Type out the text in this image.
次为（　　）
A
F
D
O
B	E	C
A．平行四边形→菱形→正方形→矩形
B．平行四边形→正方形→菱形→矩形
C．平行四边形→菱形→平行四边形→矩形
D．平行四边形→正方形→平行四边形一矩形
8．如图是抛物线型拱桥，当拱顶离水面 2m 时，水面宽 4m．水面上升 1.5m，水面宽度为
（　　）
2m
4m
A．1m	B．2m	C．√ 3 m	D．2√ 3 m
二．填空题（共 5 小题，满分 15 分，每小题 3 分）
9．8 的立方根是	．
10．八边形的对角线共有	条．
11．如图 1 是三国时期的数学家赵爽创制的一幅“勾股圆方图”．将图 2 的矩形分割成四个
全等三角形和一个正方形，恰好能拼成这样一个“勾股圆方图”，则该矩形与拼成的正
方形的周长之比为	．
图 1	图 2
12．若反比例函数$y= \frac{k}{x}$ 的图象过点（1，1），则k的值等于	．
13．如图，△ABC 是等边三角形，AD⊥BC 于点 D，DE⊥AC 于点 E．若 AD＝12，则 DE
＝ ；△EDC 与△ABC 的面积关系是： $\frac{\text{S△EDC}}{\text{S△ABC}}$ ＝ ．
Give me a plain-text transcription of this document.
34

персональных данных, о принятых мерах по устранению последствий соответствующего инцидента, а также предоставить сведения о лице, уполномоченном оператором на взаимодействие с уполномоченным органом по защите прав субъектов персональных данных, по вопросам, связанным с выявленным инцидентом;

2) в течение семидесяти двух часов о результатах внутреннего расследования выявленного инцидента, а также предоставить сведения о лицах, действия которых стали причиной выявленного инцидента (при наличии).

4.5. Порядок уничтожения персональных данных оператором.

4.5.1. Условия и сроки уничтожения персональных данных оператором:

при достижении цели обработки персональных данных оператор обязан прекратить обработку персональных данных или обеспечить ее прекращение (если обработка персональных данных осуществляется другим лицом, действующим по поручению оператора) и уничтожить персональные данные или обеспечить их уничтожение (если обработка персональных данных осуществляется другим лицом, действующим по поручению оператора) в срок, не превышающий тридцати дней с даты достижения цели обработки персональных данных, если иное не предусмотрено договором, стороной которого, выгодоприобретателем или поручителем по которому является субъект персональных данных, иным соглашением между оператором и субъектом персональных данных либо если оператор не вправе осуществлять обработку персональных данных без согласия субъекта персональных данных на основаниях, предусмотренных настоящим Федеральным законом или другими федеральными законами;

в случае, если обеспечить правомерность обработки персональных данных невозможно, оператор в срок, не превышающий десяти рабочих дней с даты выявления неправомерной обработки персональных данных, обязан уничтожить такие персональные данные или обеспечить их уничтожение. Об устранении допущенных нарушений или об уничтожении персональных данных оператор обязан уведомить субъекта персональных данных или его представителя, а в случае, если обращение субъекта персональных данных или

:::::

» **Task requirements**: Copy out every line with the word "уничтожения".

» **Final result**:
4.5. Порядок уничтожения персональных данных оператором.
4.5.1. Условия и сроки уничтожения персональных данных оператором:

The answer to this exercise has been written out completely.